WHAT IS ASKED ▸ Reproduce each line that includes the word "көгеріп".

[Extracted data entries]
★ ★ ★ ★ ★
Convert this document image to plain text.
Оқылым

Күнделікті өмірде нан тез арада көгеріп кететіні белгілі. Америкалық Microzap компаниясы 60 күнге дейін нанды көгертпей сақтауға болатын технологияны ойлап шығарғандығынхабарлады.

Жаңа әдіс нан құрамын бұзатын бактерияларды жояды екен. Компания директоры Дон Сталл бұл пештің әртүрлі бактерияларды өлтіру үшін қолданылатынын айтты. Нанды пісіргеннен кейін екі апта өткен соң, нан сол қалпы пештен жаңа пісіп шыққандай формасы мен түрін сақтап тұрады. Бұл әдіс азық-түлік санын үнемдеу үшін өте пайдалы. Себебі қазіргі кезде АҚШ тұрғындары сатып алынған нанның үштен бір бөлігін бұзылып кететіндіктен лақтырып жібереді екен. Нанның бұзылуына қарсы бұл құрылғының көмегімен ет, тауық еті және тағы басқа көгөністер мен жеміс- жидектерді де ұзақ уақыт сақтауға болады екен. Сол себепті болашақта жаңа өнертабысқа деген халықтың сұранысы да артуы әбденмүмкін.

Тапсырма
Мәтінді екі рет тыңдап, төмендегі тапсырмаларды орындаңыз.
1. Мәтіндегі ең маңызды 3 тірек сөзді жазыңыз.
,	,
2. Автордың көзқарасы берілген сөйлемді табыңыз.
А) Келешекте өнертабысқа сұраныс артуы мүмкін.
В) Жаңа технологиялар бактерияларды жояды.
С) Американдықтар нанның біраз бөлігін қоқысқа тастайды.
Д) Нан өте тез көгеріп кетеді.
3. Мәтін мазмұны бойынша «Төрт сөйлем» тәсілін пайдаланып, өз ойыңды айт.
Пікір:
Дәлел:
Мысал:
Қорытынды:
★ ★ ★ ★ ★
CORRECT OUTPUT ▸
Күнделікті өмірде нан тез арада көгеріп кететіні белгілі. Америкалық Microzap компаниясы 60 күнге дейін нанды көгертпей сақтауға болатын технологияны ойлап шығарғандығынхабарлады.
Д) Нан өте тез көгеріп кетеді.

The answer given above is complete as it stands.